**What you have to do**
In the material below, count the lines with the word "shown" and state that number only.

**Material supplied**
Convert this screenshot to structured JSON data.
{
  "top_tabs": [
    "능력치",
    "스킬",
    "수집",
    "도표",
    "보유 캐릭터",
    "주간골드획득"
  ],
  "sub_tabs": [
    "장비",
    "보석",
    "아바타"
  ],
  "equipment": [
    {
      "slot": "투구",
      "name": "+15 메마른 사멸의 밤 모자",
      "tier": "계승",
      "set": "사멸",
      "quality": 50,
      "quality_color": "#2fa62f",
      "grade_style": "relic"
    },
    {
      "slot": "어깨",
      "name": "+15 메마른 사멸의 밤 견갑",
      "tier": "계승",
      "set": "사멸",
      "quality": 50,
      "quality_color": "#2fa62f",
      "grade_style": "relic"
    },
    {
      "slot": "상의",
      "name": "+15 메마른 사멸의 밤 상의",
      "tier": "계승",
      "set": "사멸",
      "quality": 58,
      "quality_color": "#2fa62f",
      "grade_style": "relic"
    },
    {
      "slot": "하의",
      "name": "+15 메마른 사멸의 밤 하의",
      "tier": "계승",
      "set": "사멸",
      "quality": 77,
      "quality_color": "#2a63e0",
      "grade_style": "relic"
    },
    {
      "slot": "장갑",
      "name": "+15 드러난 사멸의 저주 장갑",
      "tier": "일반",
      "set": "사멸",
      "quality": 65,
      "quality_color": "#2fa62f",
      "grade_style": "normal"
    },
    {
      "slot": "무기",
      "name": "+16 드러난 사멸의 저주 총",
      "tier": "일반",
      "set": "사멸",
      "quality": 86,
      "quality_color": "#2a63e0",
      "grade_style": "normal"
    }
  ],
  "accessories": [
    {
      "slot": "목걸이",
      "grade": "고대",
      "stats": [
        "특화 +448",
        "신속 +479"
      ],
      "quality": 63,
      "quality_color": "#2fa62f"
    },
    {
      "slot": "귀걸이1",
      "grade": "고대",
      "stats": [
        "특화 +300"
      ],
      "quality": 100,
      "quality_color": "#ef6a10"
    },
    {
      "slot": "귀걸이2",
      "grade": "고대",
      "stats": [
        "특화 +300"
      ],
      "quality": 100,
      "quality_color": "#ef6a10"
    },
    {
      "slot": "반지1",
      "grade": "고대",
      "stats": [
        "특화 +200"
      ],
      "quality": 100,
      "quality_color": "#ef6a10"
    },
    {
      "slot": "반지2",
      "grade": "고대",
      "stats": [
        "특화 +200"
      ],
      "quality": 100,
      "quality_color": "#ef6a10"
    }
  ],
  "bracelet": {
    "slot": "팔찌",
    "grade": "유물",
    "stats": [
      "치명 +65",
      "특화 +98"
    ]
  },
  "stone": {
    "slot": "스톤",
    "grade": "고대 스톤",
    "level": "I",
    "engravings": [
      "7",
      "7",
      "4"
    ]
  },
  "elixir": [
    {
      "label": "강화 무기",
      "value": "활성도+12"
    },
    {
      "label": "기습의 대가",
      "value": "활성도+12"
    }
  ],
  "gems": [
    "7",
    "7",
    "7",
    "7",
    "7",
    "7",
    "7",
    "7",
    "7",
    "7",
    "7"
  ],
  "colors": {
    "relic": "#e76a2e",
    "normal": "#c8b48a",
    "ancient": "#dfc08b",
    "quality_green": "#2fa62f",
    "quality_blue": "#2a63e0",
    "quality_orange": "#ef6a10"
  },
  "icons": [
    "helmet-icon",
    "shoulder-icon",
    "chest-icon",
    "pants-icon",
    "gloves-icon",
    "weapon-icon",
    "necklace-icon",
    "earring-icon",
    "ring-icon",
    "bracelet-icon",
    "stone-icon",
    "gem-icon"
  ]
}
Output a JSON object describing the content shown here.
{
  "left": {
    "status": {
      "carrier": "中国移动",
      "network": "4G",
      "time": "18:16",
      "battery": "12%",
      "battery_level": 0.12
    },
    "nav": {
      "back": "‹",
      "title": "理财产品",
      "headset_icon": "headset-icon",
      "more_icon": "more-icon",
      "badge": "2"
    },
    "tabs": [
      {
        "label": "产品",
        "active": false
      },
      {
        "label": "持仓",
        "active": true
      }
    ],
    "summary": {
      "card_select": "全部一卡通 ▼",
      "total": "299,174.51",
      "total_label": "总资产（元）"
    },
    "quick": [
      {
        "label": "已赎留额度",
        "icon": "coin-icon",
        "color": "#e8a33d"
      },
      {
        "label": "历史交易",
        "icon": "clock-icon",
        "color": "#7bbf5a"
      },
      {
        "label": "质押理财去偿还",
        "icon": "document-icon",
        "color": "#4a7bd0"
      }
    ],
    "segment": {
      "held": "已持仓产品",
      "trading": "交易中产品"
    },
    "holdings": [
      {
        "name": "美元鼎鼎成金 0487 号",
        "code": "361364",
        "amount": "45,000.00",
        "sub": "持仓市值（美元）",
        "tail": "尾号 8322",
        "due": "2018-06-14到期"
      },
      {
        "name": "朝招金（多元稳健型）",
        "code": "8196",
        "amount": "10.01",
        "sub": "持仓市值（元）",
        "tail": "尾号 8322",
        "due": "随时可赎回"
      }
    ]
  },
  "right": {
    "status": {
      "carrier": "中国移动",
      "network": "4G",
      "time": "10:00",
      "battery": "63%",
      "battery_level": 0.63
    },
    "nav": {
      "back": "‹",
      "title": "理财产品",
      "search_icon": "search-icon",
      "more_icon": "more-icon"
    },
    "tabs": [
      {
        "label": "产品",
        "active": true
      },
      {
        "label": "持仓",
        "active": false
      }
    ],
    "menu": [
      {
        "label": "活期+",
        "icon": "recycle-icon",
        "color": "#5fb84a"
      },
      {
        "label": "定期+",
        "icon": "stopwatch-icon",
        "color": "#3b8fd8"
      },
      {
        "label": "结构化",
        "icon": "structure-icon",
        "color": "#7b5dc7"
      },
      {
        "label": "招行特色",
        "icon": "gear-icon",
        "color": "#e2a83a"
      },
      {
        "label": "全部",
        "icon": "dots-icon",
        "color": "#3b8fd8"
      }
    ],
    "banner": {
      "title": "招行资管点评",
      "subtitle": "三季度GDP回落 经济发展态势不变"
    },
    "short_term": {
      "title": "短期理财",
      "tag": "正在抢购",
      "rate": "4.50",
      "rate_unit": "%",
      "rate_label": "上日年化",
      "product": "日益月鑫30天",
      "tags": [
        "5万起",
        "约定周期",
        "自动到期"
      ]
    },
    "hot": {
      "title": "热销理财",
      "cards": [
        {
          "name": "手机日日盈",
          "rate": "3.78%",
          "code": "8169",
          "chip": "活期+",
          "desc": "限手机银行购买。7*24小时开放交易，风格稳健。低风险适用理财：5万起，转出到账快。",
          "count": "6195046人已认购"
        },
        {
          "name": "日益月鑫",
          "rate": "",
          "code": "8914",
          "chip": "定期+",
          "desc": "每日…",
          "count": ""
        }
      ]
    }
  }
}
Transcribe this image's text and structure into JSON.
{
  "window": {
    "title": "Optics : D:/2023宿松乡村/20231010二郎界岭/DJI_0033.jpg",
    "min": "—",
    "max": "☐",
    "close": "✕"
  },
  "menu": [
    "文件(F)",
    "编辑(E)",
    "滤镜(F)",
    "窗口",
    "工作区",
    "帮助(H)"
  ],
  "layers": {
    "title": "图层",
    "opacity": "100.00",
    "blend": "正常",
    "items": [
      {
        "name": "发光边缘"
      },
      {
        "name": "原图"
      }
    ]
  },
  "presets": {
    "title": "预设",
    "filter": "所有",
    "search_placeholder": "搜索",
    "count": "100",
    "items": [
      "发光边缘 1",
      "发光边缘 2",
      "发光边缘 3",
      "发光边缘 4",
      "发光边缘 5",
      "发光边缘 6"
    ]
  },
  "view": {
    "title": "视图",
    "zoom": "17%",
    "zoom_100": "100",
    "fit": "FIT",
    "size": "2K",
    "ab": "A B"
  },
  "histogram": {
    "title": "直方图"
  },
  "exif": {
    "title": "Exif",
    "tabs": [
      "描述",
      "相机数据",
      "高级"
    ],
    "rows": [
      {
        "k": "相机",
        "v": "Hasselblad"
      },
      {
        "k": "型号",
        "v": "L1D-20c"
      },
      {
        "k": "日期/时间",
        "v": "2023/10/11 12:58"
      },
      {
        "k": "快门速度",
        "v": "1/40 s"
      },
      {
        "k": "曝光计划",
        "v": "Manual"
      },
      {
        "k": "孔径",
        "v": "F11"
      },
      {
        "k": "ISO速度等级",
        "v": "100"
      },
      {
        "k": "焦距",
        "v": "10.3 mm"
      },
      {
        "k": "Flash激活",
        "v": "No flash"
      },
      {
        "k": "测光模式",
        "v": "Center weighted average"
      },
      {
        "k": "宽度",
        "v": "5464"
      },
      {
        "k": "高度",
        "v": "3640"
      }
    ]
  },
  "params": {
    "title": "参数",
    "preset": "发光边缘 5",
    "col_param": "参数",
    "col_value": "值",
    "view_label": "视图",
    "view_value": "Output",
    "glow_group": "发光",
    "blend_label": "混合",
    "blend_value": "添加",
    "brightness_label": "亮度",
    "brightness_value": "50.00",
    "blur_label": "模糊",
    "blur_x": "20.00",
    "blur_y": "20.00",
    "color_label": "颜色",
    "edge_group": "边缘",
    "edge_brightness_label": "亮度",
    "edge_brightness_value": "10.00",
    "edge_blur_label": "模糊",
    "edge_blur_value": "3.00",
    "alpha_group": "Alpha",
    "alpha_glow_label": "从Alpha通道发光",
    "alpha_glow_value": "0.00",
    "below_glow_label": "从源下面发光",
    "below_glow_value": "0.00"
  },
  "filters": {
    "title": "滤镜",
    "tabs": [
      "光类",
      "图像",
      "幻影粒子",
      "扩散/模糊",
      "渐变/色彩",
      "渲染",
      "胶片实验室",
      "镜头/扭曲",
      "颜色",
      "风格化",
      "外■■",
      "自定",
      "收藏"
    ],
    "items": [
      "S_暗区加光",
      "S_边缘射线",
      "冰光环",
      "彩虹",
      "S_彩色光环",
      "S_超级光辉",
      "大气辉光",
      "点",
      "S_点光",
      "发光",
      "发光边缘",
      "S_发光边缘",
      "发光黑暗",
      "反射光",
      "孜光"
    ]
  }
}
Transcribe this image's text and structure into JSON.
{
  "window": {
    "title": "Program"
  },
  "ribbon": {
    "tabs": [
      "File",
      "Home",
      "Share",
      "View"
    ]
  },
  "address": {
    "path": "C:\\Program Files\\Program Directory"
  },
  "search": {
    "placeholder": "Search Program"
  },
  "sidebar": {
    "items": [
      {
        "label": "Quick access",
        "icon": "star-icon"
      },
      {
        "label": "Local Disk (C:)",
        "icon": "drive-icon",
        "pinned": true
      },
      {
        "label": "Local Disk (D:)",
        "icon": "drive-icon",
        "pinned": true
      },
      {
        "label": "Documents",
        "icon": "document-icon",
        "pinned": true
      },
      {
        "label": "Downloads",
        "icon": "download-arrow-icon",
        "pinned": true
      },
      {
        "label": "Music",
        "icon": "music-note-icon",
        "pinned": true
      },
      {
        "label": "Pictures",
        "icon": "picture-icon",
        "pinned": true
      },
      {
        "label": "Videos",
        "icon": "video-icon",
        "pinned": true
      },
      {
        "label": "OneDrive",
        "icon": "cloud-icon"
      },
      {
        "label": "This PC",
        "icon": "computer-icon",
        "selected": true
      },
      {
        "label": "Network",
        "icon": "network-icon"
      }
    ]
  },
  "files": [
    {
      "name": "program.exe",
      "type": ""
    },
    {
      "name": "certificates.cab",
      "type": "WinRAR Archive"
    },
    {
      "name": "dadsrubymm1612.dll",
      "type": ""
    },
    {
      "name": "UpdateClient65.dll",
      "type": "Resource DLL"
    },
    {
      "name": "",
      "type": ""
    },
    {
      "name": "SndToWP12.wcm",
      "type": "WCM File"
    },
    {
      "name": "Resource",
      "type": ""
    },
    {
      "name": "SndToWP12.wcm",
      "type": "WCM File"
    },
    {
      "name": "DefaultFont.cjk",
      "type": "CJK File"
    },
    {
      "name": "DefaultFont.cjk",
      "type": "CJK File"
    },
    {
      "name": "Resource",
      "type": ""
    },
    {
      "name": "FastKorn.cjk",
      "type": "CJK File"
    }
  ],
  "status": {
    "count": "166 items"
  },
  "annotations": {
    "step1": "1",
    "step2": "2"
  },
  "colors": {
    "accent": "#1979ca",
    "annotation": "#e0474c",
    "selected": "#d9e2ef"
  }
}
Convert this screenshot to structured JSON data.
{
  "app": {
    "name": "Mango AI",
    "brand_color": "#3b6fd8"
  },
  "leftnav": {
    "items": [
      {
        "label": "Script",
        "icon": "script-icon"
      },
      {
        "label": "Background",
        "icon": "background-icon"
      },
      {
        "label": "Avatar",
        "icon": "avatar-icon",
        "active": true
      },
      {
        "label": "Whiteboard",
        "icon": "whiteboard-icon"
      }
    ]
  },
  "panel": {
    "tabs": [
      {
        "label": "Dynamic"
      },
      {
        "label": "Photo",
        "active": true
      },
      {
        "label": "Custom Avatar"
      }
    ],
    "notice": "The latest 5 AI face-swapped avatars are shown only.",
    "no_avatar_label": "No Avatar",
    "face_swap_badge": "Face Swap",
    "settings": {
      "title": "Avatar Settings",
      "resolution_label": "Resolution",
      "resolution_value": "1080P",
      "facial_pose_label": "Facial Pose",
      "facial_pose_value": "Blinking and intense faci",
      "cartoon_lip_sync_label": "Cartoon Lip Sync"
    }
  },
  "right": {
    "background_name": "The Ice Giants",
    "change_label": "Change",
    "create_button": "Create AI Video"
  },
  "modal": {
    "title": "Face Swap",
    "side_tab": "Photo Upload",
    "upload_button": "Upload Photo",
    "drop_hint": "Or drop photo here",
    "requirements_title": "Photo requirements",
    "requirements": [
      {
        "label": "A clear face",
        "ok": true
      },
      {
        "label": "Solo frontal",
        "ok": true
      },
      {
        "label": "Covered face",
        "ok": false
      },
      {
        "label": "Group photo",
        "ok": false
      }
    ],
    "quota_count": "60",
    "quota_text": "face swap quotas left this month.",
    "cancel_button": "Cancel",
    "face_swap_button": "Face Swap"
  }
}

**Solution for this task**
2